(Extracted records)
:::

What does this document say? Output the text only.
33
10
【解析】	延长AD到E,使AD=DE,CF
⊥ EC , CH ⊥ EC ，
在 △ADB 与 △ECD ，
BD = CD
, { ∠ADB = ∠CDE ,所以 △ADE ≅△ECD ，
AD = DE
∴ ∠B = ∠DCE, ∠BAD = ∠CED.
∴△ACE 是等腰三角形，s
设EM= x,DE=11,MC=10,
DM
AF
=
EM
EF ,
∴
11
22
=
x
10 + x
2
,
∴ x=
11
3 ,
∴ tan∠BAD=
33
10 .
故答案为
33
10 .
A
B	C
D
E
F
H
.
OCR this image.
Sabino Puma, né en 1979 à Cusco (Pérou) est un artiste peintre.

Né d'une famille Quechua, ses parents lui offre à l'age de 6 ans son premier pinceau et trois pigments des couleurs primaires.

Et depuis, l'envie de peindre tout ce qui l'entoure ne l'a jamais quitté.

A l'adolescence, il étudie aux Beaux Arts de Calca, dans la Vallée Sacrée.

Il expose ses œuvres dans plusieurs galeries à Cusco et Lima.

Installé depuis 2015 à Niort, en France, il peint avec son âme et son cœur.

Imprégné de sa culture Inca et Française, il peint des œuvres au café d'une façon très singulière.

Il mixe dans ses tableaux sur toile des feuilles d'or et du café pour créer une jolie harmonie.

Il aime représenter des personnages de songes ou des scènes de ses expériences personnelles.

:::

- _To be done_: Write out every line from the entries where "café" appears.

- _Output of the task_:
Imprégné de sa culture Inca et Française, il peint des œuvres au café d'une façon très singulière.
Il mixe dans ses tableaux sur toile des feuilles d'or et du café pour créer une jolie harmonie.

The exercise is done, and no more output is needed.